Tasks to perform ▸
1. In the PostgreSQL replication text, condense the paragraph that begins "(7) If the standby's latest LSN" into a short bulleted list that keeps its main facts.
2. Count how many lines of the entries contain the string "characters", and give only that number.

# Reading text start

Postgresql复制源码分析WalSndLoop/XLogSendPhysical/XLogRead

(1) Start primary and standby servers.
(2) The standby server starts a startup process.
(3) The standby server starts a walreceiver process.
(4) The walreceiver sends a connection request to the primary server. If the primary server is not running, the walreceiver sends these requests periodically.
(5) When the primary server receives a connection request, it starts a walsender process and a TCP connection is established between the walsender and walreceiver.
(6) The walreceiver sends the latest LSN of standby's database cluster. In general, this phase is known as handshaking in the field of information technology.
(7) If the standby's latest LSN is less than the primary's latest LSN (Standby's LSN < Primary's LSN), the walsender sends WAL data from the former LSN to the latter LSN. Such WAL data are provided by WAL segments stored in the primary's pg_xlog subdirectory (in version 10 or later, pg_wal subdirectory). Then, the standby server replays the received WAL data. In this phase, the standby catches up with the primary, so it is called catch-up.
(8) Streaming Replication begins to work.

(gdb) p WalSndCtl->walsnds[0]
$5 = { pid = 8925, 
       state = WALSNDSTATE_STREAMING, 
       sentPtr = 134218048, 
       needreload = 0 '\000', 
       write = 134218048,
       flush = 134218048, 
       apply = 134218048, 
       writeLag = 68,
       flushLag = 68, 
       applyLag = 68, 
       mutex = 0 '\000', 
       latch = 0x2aaab4df3ba4, 
       sync_standby_priority = 0 }

/* Main loop of walsender process that streams the WAL over Copy messages. */
static void
WalSndLoop(WalSndSendDataCallback send_data)
{
	/*
	 * Initialize the last reply timestamp. That enables timeout processing
	 * from hereon.
	 */
	last_reply_timestamp = GetCurrentTimestamp();
	waiting_for_ping_response = false;

	/*
	 * Loop until we reach the end of this timeline or the client requests to
	 * stop streaming.
	 */
	for (;;)
	{
		/*
		 * Emergency bailout if postmaster has died.  This is to avoid the
		 * necessity for manual cleanup of all postmaster children.
		 */
		if (!PostmasterIsAlive())
			exit(1);

		/* Clear any already-pending wakeups */
		ResetLatch(MyLatch);

		CHECK_FOR_INTERRUPTS();

		/* Process any requests or signals received recently */
		if (ConfigReloadPending)
		{
			ConfigReloadPending = false;
			ProcessConfigFile(PGC_SIGHUP);
			SyncRepInitConfig();
		}

		/* Check for input from the client */
		ProcessRepliesIfAny();

		/*
		 * If we have received CopyDone from the client, sent CopyDone
		 * ourselves, and the output buffer is empty, it's time to exit
		 * streaming.
		 */
		if (streamingDoneReceiving && streamingDoneSending &&
			!pq_is_send_pending())
			break;

		/*
		 * If we don't have any pending data in the output buffer, try to send
		 * some more.  If there is some, we don't bother to call send_data
		 * again until we've flushed it ... but we'd better assume we are not
		 * caught up.

# Reading text end
# Information shown start

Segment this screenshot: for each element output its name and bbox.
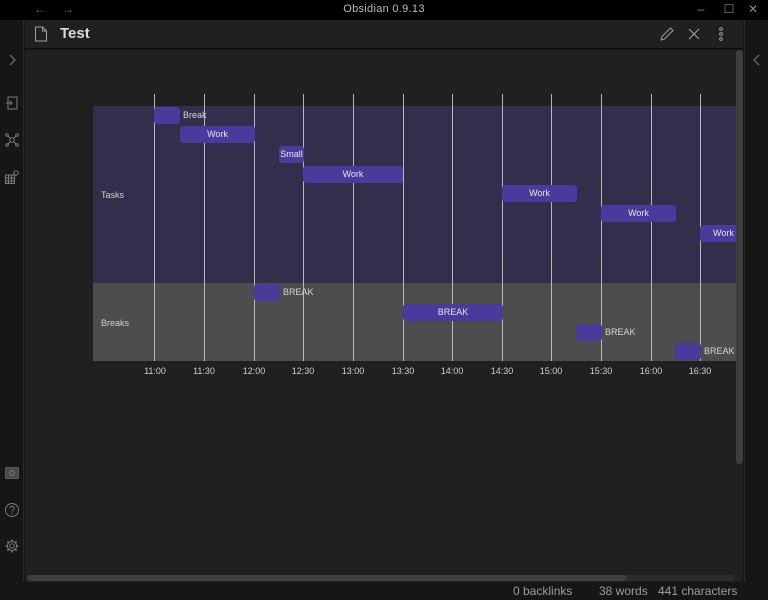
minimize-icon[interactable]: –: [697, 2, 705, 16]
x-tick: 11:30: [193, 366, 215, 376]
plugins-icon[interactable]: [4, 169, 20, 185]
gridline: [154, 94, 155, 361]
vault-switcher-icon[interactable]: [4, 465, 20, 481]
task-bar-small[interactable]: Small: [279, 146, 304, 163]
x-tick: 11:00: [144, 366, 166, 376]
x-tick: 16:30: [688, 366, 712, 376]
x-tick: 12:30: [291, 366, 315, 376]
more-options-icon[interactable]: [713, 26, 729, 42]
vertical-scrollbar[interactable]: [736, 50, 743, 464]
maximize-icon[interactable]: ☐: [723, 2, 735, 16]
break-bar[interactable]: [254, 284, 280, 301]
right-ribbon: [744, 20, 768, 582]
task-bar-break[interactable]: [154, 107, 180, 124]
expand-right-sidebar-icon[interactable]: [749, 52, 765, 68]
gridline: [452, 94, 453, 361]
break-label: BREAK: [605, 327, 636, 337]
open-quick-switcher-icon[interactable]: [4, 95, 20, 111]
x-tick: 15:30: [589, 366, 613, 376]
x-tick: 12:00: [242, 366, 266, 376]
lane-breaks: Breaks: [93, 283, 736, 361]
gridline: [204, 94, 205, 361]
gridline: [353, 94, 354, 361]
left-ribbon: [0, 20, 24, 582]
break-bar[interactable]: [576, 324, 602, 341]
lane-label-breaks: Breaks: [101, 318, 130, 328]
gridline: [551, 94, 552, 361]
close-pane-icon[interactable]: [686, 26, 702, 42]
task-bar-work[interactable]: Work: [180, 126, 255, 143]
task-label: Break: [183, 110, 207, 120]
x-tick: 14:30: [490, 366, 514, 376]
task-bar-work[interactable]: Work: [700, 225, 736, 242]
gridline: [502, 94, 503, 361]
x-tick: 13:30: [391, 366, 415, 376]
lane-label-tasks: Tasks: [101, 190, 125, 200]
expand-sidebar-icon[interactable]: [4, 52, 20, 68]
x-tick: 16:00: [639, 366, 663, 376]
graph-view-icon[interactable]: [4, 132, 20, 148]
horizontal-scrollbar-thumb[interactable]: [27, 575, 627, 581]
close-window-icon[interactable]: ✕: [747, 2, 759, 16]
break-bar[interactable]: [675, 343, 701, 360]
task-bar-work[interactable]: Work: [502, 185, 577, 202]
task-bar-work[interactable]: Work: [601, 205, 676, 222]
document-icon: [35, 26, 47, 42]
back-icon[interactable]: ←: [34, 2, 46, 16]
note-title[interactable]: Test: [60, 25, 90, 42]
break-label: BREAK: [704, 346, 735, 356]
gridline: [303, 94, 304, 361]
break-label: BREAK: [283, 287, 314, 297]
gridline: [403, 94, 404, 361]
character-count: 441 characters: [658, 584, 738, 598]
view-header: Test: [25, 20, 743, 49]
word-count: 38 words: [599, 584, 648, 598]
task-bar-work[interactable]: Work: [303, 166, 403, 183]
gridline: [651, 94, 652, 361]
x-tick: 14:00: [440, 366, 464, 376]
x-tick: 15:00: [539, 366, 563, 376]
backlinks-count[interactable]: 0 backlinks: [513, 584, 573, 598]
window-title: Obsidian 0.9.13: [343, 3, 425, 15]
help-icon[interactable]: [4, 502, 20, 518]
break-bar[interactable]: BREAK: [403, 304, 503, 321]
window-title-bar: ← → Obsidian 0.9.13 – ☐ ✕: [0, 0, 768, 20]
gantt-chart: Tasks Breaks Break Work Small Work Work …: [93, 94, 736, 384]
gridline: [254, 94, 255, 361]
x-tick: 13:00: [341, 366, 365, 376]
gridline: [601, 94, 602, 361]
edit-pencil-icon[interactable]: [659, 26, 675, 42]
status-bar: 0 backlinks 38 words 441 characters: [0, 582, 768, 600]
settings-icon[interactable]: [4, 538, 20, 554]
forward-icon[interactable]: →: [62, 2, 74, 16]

# Information shown end

Results ▸
1.
- Applies when the standby's latest LSN is less than the primary's latest LSN.
- The walsender sends WAL data from the standby's LSN up to the primary's LSN.
- This WAL data comes from WAL segments in the primary's pg_xlog subdirectory (pg_wal in version 10 or later).
- The standby server replays the received WAL data.
- Because the standby catches up with the primary in this phase, it is called catch-up.

2. 2